=== Input data ===

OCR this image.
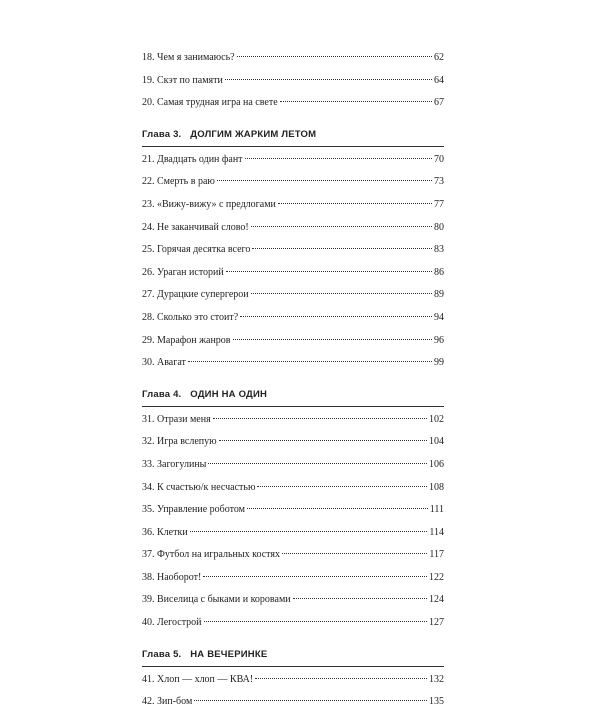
18. Чем я занимаюсь?	62
19. Скэт по памяти	64
20. Самая трудная игра на свете	67
Глава 3. ДОЛГИМ ЖАРКИМ ЛЕТОМ
21. Двадцать один фант	70
22. Смерть в раю	73
23. «Вижу-вижу» с предлогами	77
24. Не заканчивай слово!	80
25. Горячая десятка всего	83
26. Ураган историй	86
27. Дурацкие супергерои	89
28. Сколько это стоит?	94
29. Марафон жанров	96
30. Авагат	99
Глава 4. ОДИН НА ОДИН
31. Отрази меня	102
32. Игра вслепую	104
33. Загогулины	106
34. К счастью/к несчастью	108
35. Управление роботом	111
36. Клетки	114
37. Футбол на игральных костях	117
38. Наоборот!	122
39. Виселица с быками и коровами	124
40. Легострой	127
Глава 5. НА ВЕЧЕРИНКЕ
41. Хлоп — хлоп — КВА!	132
42. Зип-бом	135
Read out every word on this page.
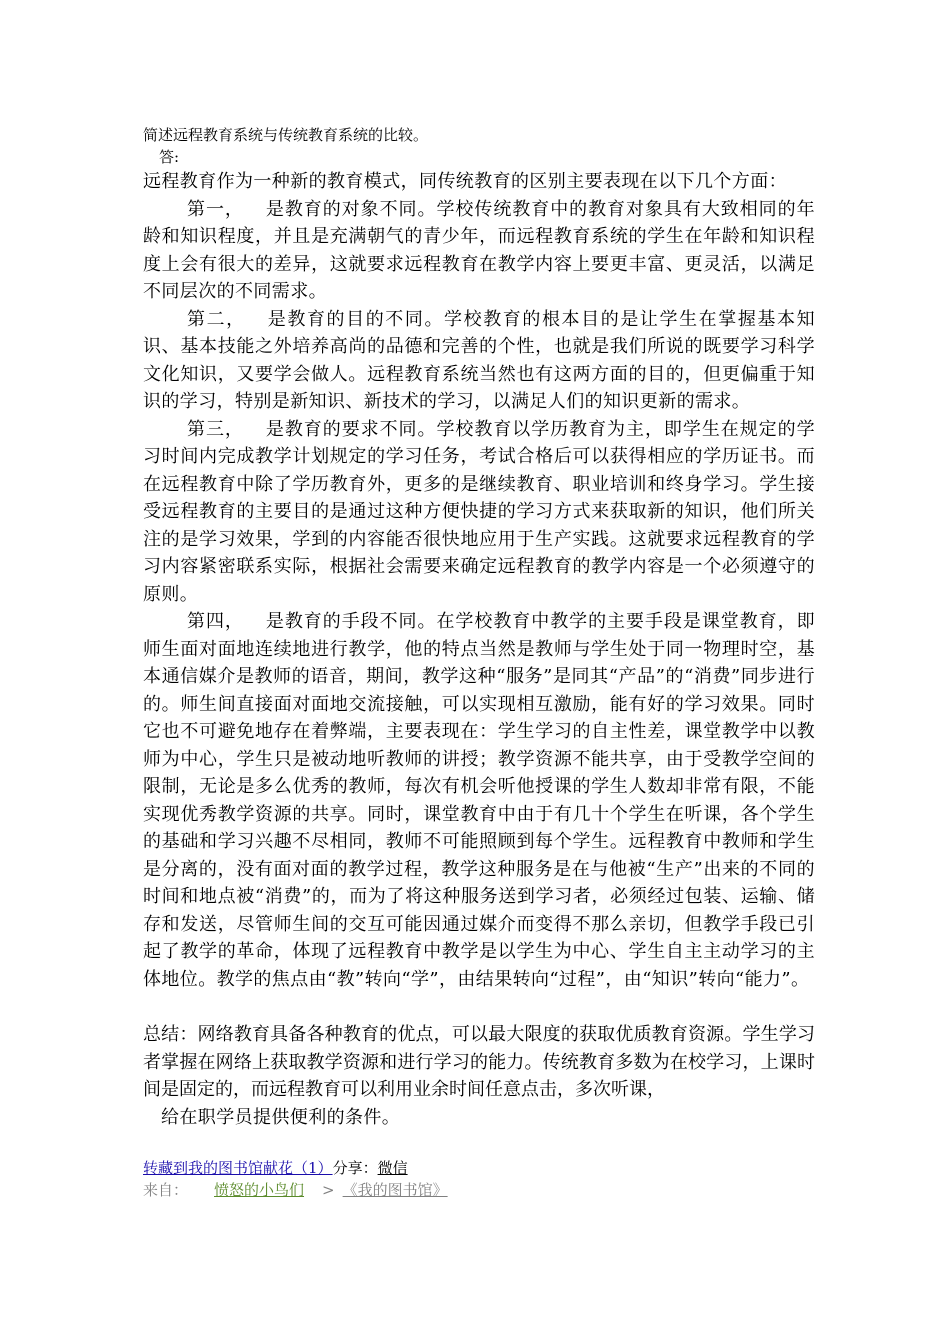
简述远程教育系统与传统教育系统的比较。

答:

远程教育作为一种新的教育模式，同传统教育的区别主要表现在以下几个方面：

第一， 是教育的对象不同。学校传统教育中的教育对象具有大致相同的年龄和知识程度，并且是充满朝气的青少年，而远程教育系统的学生在年龄和知识程度上会有很大的差异，这就要求远程教育在教学内容上要更丰富、更灵活，以满足不同层次的不同需求。

第二， 是教育的目的不同。学校教育的根本目的是让学生在掌握基本知识、基本技能之外培养高尚的品德和完善的个性，也就是我们所说的既要学习科学文化知识，又要学会做人。远程教育系统当然也有这两方面的目的，但更偏重于知识的学习，特别是新知识、新技术的学习，以满足人们的知识更新的需求。

第三， 是教育的要求不同。学校教育以学历教育为主，即学生在规定的学习时间内完成教学计划规定的学习任务，考试合格后可以获得相应的学历证书。而在远程教育中除了学历教育外，更多的是继续教育、职业培训和终身学习。学生接受远程教育的主要目的是通过这种方便快捷的学习方式来获取新的知识，他们所关注的是学习效果，学到的内容能否很快地应用于生产实践。这就要求远程教育的学习内容紧密联系实际，根据社会需要来确定远程教育的教学内容是一个必须遵守的原则。

第四， 是教育的手段不同。在学校教育中教学的主要手段是课堂教育，即师生面对面地连续地进行教学，他的特点当然是教师与学生处于同一物理时空，基本通信媒介是教师的语音，期间，教学这种“服务”是同其“产品”的“消费”同步进行的。师生间直接面对面地交流接触，可以实现相互激励，能有好的学习效果。同时它也不可避免地存在着弊端，主要表现在：学生学习的自主性差，课堂教学中以教师为中心，学生只是被动地听教师的讲授；教学资源不能共享，由于受教学空间的限制，无论是多么优秀的教师，每次有机会听他授课的学生人数却非常有限，不能实现优秀教学资源的共享。同时，课堂教育中由于有几十个学生在听课，各个学生的基础和学习兴趣不尽相同，教师不可能照顾到每个学生。远程教育中教师和学生是分离的，没有面对面的教学过程，教学这种服务是在与他被“生产”出来的不同的时间和地点被“消费”的，而为了将这种服务送到学习者，必须经过包装、运输、储存和发送，尽管师生间的交互可能因通过媒介而变得不那么亲切，但教学手段已引起了教学的革命，体现了远程教育中教学是以学生为中心、学生自主主动学习的主体地位。教学的焦点由“教”转向“学”，由结果转向“过程”，由“知识”转向“能力”。

总结：网络教育具备各种教育的优点，可以最大限度的获取优质教育资源。学生学习者掌握在网络上获取教学资源和进行学习的能力。传统教育多数为在校学习，上课时间是固定的，而远程教育可以利用业余时间任意点击，多次听课，

给在职学员提供便利的条件。

转藏到我的图书馆献花（1）分享：微信
来自： 愤怒的小鸟们 > 《我的图书馆》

===

> [What the task asks]:
From the material, report only how many lines include the word "this".

> [Result below]:
2